**Given problem**
Reproduce the material exactly, omitting nothing.

**Data listing**
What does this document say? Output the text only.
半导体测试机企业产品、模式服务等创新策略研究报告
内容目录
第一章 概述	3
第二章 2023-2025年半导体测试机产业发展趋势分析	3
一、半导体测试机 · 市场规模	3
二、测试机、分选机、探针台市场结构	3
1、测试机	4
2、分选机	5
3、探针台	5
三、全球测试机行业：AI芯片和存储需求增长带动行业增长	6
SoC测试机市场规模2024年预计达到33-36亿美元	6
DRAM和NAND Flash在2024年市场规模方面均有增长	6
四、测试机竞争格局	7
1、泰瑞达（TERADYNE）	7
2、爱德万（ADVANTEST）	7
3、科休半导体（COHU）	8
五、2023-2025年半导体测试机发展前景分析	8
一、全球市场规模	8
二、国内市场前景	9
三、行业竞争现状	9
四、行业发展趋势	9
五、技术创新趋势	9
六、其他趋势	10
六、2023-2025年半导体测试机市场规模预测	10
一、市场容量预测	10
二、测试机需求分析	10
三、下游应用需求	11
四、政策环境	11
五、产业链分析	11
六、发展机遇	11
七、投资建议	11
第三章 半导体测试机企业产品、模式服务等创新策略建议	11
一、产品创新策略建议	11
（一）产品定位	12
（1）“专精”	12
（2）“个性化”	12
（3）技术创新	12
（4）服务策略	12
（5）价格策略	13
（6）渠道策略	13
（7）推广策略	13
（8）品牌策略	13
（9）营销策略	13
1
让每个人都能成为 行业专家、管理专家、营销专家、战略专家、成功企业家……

**Result**
What does this document say? Output the text only.
半导体测试机企业产品、模式服务等创新策略研究报告
内容目录
第一章 概述	3
第二章 2023-2025年半导体测试机产业发展趋势分析	3
一、半导体测试机 · 市场规模	3
二、测试机、分选机、探针台市场结构	3
1、测试机	4
2、分选机	5
3、探针台	5
三、全球测试机行业：AI芯片和存储需求增长带动行业增长	6
SoC测试机市场规模2024年预计达到33-36亿美元	6
DRAM和NAND Flash在2024年市场规模方面均有增长	6
四、测试机竞争格局	7
1、泰瑞达（TERADYNE）	7
2、爱德万（ADVANTEST）	7
3、科休半导体（COHU）	8
五、2023-2025年半导体测试机发展前景分析	8
一、全球市场规模	8
二、国内市场前景	9
三、行业竞争现状	9
四、行业发展趋势	9
五、技术创新趋势	9
六、其他趋势	10
六、2023-2025年半导体测试机市场规模预测	10
一、市场容量预测	10
二、测试机需求分析	10
三、下游应用需求	11
四、政策环境	11
五、产业链分析	11
六、发展机遇	11
七、投资建议	11
第三章 半导体测试机企业产品、模式服务等创新策略建议	11
一、产品创新策略建议	11
（一）产品定位	12
（1）“专精”	12
（2）“个性化”	12
（3）技术创新	12
（4）服务策略	12
（5）价格策略	13
（6）渠道策略	13
（7）推广策略	13
（8）品牌策略	13
（9）营销策略	13
1
让每个人都能成为 行业专家、管理专家、营销专家、战略专家、成功企业家……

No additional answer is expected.